> WHAT THE TASK ASKS: Transcribe each entry below exactly. Pictures do not go in the copy.

═══ RAW DATA

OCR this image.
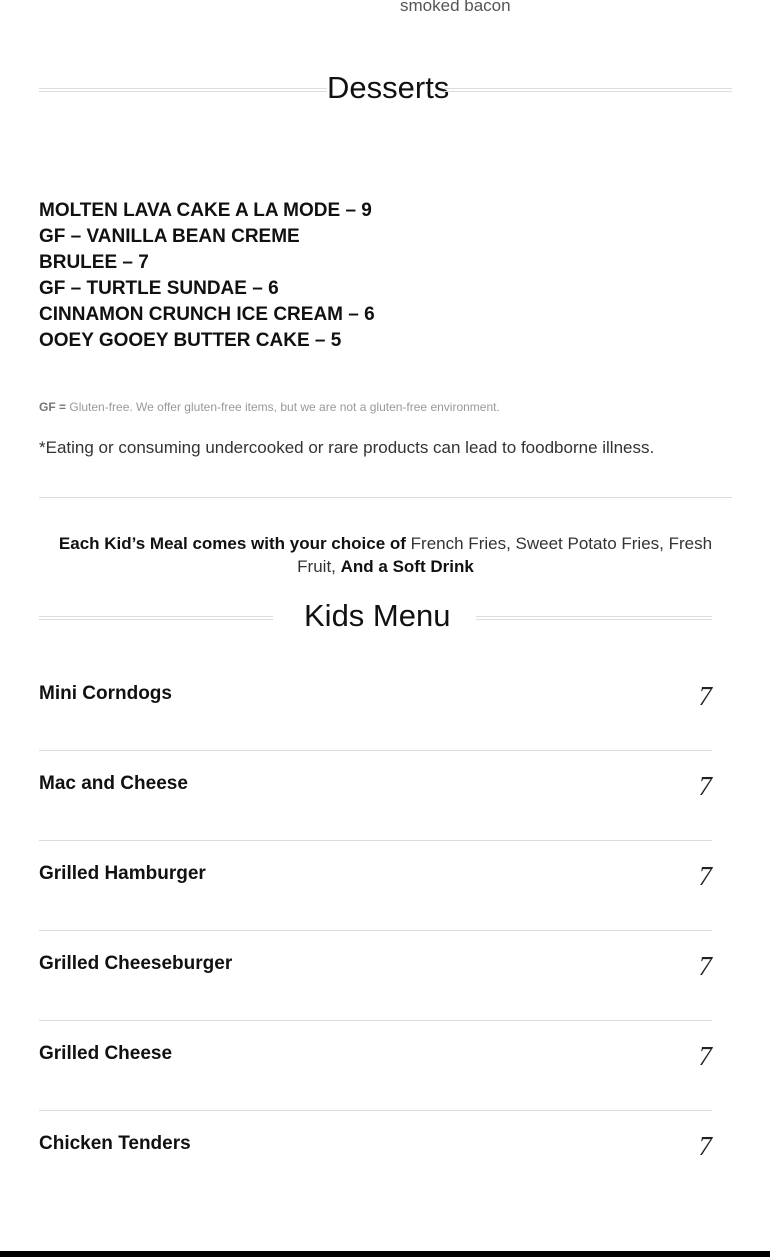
smoked bacon
Desserts
MOLTEN LAVA CAKE A LA MODE – 9
GF – VANILLA BEAN CREME BRULEE – 7
GF – TURTLE SUNDAE – 6
CINNAMON CRUNCH ICE CREAM – 6
OOEY GOOEY BUTTER CAKE – 5
GF = Gluten-free. We offer gluten-free items, but we are not a gluten-free environment.
*Eating or consuming undercooked or rare products can lead to foodborne illness.
Each Kid’s Meal comes with your choice of French Fries, Sweet Potato Fries, Fresh Fruit, And a Soft Drink
Kids Menu
Mini Corndogs	7
Mac and Cheese	7
Grilled Hamburger	7
Grilled Cheeseburger	7
Grilled Cheese	7
Chicken Tenders	7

══════

> THE COMPLETED TASK:
OCR this image.
smoked bacon
Desserts
MOLTEN LAVA CAKE A LA MODE – 9
GF – VANILLA BEAN CREME BRULEE – 7
GF – TURTLE SUNDAE – 6
CINNAMON CRUNCH ICE CREAM – 6
OOEY GOOEY BUTTER CAKE – 5
GF = Gluten-free. We offer gluten-free items, but we are not a gluten-free environment.
*Eating or consuming undercooked or rare products can lead to foodborne illness.
Each Kid’s Meal comes with your choice of French Fries, Sweet Potato Fries, Fresh Fruit, And a Soft Drink
Kids Menu
Mini Corndogs	7
Mac and Cheese	7
Grilled Hamburger	7
Grilled Cheeseburger	7
Grilled Cheese	7
Chicken Tenders	7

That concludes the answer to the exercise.